— BEGIN INPUT RECORDS —

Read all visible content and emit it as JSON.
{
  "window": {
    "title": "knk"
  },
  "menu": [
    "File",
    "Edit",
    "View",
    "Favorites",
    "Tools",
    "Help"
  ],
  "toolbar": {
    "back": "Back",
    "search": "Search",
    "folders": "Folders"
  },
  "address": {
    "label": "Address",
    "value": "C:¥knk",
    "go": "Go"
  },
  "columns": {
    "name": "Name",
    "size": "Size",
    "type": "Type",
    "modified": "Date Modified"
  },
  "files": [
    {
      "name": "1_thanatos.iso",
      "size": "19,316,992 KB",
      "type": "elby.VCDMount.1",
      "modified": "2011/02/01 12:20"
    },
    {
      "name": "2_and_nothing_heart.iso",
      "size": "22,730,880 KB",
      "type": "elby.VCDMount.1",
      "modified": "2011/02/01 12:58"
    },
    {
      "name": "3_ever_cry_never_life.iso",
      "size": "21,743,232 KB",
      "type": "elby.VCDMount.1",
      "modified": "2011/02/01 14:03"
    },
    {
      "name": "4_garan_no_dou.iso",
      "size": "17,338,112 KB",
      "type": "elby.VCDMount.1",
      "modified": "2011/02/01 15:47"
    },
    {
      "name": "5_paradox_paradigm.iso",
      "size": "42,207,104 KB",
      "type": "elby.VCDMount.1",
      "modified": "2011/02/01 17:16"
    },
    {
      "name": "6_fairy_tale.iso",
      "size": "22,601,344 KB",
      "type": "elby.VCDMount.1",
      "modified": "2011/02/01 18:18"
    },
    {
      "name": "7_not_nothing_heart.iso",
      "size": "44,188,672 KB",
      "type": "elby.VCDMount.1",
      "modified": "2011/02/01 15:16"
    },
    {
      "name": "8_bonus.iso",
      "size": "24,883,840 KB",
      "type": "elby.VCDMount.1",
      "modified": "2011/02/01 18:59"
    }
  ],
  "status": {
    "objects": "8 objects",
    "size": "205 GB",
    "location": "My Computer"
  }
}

— END INPUT RECORDS —
— BEGIN INPUT RECORDS —

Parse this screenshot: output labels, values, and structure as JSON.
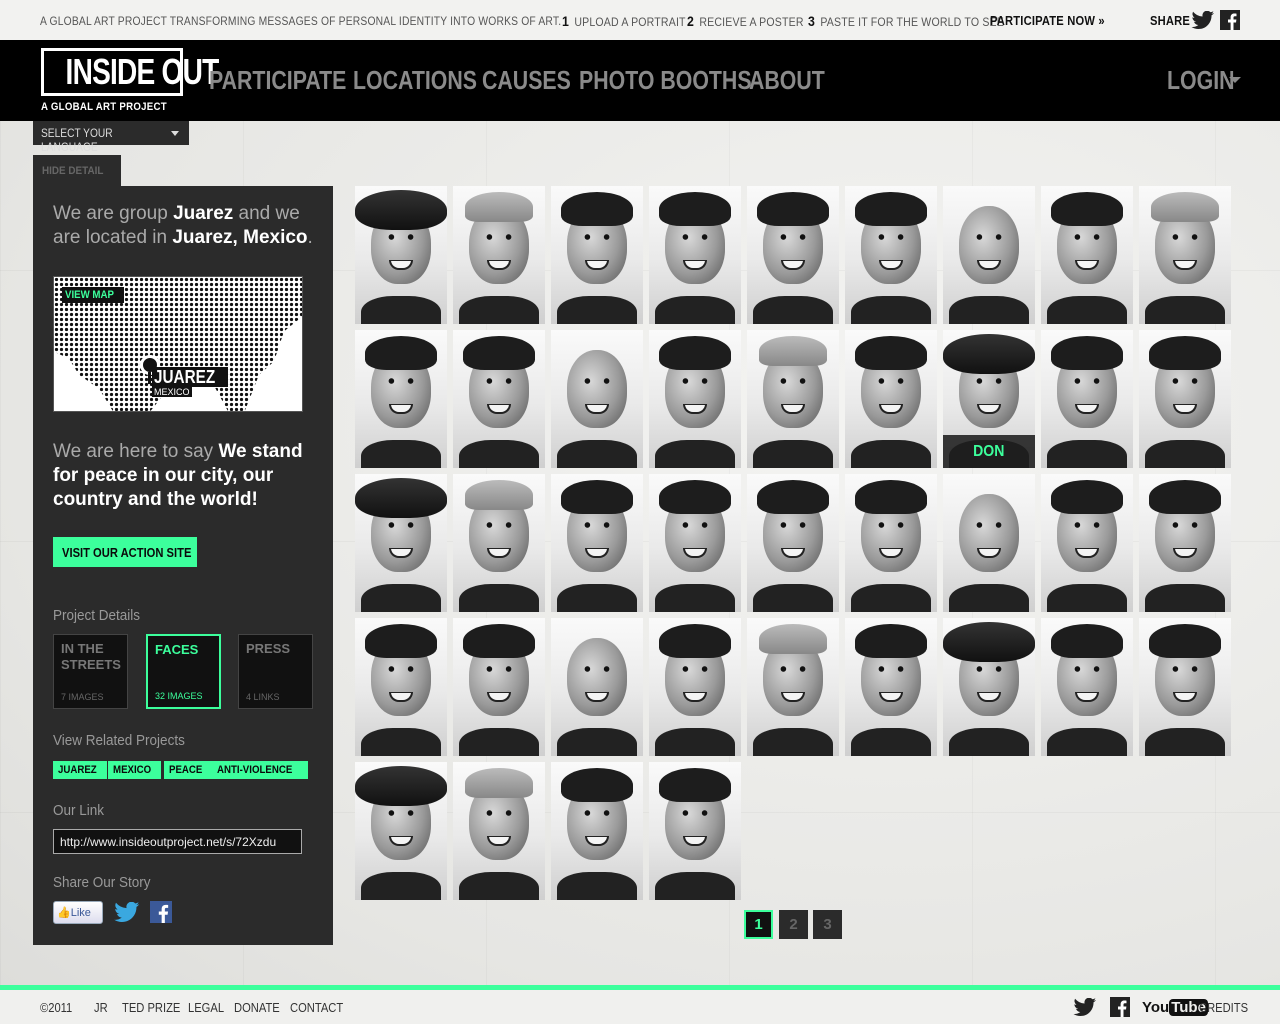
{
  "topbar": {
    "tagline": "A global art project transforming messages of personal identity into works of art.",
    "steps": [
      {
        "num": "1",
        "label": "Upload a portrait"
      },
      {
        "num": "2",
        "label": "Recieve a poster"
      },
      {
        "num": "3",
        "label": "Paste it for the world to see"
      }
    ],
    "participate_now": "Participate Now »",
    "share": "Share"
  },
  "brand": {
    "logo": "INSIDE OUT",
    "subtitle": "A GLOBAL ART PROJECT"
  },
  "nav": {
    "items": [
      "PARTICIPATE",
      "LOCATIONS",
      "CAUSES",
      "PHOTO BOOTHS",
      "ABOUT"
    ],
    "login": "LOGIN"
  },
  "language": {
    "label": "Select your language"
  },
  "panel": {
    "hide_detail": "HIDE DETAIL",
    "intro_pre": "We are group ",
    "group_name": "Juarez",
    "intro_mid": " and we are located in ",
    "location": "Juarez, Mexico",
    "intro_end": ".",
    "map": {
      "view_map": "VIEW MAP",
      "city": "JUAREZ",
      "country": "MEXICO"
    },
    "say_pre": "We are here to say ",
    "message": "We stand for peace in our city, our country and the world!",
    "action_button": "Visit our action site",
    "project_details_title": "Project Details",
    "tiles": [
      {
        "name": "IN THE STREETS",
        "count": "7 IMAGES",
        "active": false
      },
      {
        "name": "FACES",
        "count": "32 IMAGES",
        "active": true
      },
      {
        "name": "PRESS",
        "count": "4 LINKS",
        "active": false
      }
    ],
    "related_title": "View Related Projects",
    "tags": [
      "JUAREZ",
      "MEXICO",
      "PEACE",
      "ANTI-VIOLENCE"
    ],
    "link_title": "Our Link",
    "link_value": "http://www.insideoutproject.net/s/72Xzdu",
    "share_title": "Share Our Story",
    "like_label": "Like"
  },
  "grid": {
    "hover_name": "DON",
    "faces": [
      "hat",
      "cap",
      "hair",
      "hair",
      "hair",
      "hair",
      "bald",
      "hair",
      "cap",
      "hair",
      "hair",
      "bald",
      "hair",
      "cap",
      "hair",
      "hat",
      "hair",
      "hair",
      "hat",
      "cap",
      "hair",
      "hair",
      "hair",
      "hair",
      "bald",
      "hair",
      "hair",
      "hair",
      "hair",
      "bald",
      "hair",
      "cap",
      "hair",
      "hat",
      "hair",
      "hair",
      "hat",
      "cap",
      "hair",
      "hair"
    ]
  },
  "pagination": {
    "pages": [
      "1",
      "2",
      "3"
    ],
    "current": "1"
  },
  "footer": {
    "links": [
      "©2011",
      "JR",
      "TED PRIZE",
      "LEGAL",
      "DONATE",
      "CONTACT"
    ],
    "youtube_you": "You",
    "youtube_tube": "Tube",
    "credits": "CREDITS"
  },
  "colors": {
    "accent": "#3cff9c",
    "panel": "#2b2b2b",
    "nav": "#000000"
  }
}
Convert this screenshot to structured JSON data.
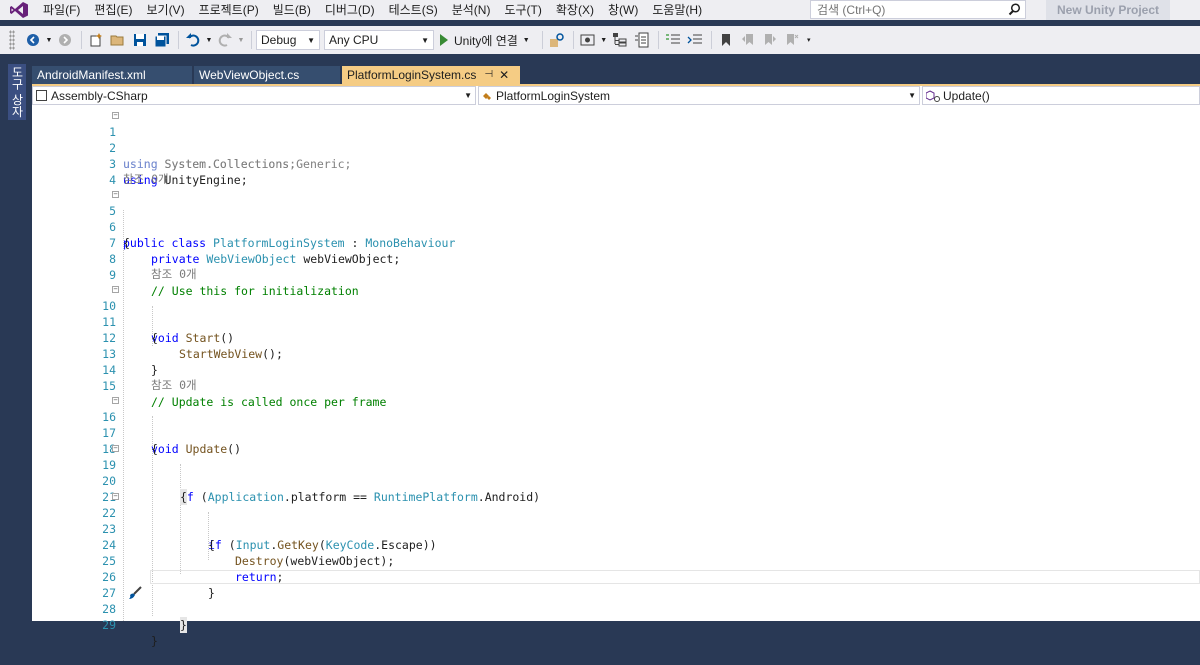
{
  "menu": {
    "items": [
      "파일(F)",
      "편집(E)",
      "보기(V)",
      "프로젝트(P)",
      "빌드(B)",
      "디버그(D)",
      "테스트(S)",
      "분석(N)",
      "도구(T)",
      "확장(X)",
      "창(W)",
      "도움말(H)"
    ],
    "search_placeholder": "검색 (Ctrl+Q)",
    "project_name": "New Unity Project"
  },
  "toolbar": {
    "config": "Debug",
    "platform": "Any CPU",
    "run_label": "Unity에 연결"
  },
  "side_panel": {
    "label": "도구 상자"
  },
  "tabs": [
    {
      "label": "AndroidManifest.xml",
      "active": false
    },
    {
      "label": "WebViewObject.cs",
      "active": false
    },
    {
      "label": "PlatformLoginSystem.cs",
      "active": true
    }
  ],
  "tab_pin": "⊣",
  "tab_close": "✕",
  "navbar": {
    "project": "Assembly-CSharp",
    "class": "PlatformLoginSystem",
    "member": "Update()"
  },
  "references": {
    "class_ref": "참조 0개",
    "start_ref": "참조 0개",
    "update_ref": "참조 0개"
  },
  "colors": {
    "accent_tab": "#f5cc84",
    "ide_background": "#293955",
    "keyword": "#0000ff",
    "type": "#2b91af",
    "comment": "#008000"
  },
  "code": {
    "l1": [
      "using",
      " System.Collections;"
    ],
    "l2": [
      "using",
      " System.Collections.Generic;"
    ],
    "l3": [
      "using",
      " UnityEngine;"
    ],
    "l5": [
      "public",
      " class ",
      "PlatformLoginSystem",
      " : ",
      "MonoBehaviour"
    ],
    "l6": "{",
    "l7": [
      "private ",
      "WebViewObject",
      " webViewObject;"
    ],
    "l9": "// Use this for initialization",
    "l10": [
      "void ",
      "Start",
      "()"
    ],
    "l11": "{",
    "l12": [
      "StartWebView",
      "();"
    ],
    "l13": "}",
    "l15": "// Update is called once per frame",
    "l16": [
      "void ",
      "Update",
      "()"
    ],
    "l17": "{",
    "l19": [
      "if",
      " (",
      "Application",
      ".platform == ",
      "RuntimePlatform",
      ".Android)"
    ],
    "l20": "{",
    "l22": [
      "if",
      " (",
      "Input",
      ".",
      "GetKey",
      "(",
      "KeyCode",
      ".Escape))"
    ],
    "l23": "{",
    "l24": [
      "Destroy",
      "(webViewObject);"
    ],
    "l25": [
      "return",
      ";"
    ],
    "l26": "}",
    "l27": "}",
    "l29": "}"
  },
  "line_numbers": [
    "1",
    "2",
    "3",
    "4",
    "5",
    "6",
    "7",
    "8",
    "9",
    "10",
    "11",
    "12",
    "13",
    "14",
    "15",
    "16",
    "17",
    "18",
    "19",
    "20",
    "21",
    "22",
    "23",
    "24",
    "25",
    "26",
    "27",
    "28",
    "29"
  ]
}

— END INPUT RECORDS —

[CHALLENGE]:
Above are entries; state the number of lines among them that contain "screenshot", and nothing else.

[TASK RESULT]:
2